_Prompt_
Repeat each record below exactly, dropping the pictures.
## begin Dataset rows
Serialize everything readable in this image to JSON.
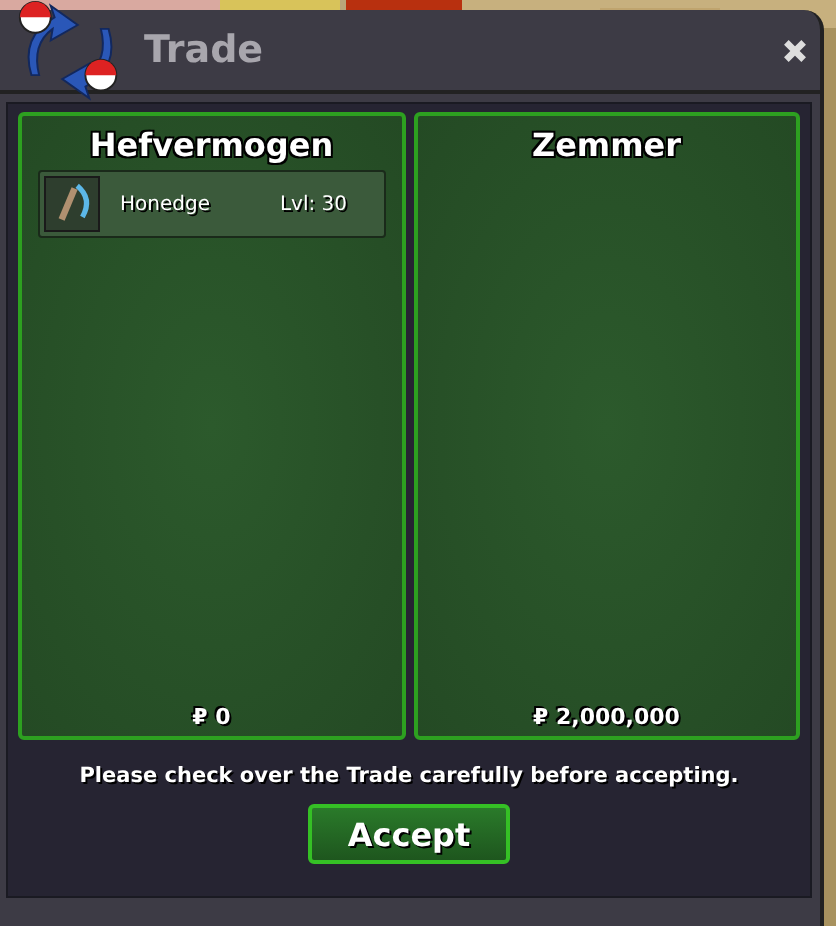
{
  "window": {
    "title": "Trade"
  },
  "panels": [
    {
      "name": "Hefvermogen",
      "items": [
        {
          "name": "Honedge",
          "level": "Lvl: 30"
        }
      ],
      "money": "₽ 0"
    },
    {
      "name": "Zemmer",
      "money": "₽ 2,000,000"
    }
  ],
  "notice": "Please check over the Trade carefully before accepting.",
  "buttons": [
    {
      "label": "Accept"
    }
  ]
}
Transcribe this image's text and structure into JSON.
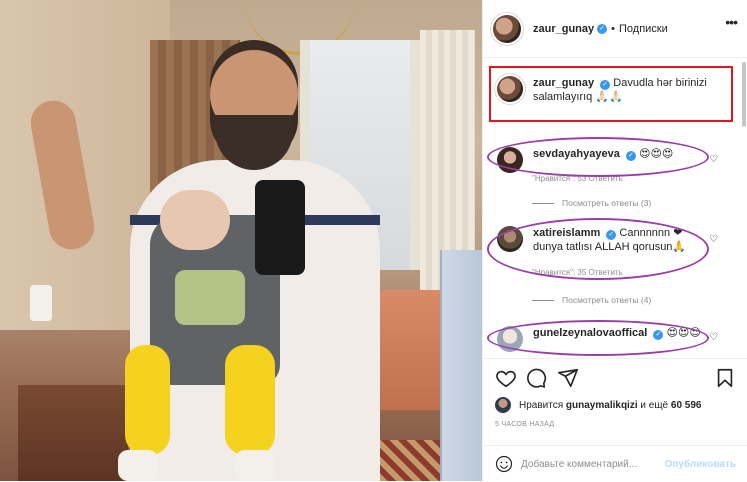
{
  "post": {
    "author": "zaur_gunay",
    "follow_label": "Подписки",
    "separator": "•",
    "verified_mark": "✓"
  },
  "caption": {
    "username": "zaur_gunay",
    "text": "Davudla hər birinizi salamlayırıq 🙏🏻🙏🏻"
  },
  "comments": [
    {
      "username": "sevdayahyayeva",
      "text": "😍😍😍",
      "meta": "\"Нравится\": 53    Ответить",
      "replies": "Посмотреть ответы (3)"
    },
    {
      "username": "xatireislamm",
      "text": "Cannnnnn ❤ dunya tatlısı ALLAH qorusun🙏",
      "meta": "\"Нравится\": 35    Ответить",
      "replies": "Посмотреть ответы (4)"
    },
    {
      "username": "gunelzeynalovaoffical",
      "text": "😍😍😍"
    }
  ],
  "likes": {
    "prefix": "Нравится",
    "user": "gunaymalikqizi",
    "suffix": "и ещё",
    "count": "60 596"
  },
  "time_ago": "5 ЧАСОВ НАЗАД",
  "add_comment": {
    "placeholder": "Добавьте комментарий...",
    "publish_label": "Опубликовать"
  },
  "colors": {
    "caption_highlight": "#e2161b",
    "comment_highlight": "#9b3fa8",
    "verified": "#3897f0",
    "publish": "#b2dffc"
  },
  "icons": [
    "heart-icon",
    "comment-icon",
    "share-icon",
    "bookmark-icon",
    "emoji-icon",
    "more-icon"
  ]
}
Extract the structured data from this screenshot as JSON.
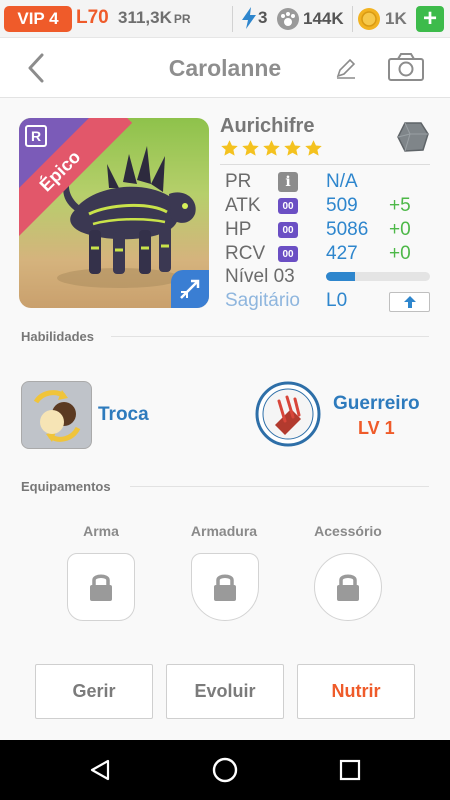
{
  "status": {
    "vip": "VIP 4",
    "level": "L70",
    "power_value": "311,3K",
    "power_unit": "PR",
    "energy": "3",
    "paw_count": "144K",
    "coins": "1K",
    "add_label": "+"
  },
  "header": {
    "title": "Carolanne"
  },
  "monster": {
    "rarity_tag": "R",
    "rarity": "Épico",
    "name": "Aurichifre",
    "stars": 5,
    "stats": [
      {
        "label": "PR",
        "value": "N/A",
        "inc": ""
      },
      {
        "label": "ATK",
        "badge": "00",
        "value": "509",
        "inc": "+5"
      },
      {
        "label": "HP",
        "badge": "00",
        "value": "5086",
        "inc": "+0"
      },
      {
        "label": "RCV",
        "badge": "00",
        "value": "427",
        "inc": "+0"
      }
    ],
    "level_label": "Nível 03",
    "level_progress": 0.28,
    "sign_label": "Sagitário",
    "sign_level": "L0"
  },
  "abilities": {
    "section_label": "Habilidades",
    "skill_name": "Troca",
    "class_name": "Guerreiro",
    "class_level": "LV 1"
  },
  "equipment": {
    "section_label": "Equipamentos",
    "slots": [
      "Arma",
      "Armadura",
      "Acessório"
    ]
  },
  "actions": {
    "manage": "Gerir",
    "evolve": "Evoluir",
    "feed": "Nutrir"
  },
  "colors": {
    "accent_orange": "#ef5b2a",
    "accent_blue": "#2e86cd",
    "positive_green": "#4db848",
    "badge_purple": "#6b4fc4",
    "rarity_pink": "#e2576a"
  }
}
## end Dataset rows
_The solution_
Serialize everything readable in this image to JSON.
{
  "window": {
    "title": "Trade"
  },
  "panels": [
    {
      "name": "Hefvermogen",
      "items": [
        {
          "name": "Honedge",
          "level": "Lvl: 30"
        }
      ],
      "money": "₽ 0"
    },
    {
      "name": "Zemmer",
      "money": "₽ 2,000,000"
    }
  ],
  "notice": "Please check over the Trade carefully before accepting.",
  "buttons": [
    {
      "label": "Accept"
    }
  ]
}
Transcribe this image's text and structure into JSON.
{
  "post": {
    "author": "zaur_gunay",
    "follow_label": "Подписки",
    "separator": "•",
    "verified_mark": "✓"
  },
  "caption": {
    "username": "zaur_gunay",
    "text": "Davudla hər birinizi salamlayırıq 🙏🏻🙏🏻"
  },
  "comments": [
    {
      "username": "sevdayahyayeva",
      "text": "😍😍😍",
      "meta": "\"Нравится\": 53    Ответить",
      "replies": "Посмотреть ответы (3)"
    },
    {
      "username": "xatireislamm",
      "text": "Cannnnnn ❤ dunya tatlısı ALLAH qorusun🙏",
      "meta": "\"Нравится\": 35    Ответить",
      "replies": "Посмотреть ответы (4)"
    },
    {
      "username": "gunelzeynalovaoffical",
      "text": "😍😍😍"
    }
  ],
  "likes": {
    "prefix": "Нравится",
    "user": "gunaymalikqizi",
    "suffix": "и ещё",
    "count": "60 596"
  },
  "time_ago": "5 ЧАСОВ НАЗАД",
  "add_comment": {
    "placeholder": "Добавьте комментарий...",
    "publish_label": "Опубликовать"
  },
  "colors": {
    "caption_highlight": "#e2161b",
    "comment_highlight": "#9b3fa8",
    "verified": "#3897f0",
    "publish": "#b2dffc"
  },
  "icons": [
    "heart-icon",
    "comment-icon",
    "share-icon",
    "bookmark-icon",
    "emoji-icon",
    "more-icon"
  ]
}
Extract the structured data from this screenshot as JSON.
{
  "status": {
    "vip": "VIP 4",
    "level": "L70",
    "power_value": "311,3K",
    "power_unit": "PR",
    "energy": "3",
    "paw_count": "144K",
    "coins": "1K",
    "add_label": "+"
  },
  "header": {
    "title": "Carolanne"
  },
  "monster": {
    "rarity_tag": "R",
    "rarity": "Épico",
    "name": "Aurichifre",
    "stars": 5,
    "stats": [
      {
        "label": "PR",
        "value": "N/A",
        "inc": ""
      },
      {
        "label": "ATK",
        "badge": "00",
        "value": "509",
        "inc": "+5"
      },
      {
        "label": "HP",
        "badge": "00",
        "value": "5086",
        "inc": "+0"
      },
      {
        "label": "RCV",
        "badge": "00",
        "value": "427",
        "inc": "+0"
      }
    ],
    "level_label": "Nível 03",
    "level_progress": 0.28,
    "sign_label": "Sagitário",
    "sign_level": "L0"
  },
  "abilities": {
    "section_label": "Habilidades",
    "skill_name": "Troca",
    "class_name": "Guerreiro",
    "class_level": "LV 1"
  },
  "equipment": {
    "section_label": "Equipamentos",
    "slots": [
      "Arma",
      "Armadura",
      "Acessório"
    ]
  },
  "actions": {
    "manage": "Gerir",
    "evolve": "Evoluir",
    "feed": "Nutrir"
  },
  "colors": {
    "accent_orange": "#ef5b2a",
    "accent_blue": "#2e86cd",
    "positive_green": "#4db848",
    "badge_purple": "#6b4fc4",
    "rarity_pink": "#e2576a"
  }
}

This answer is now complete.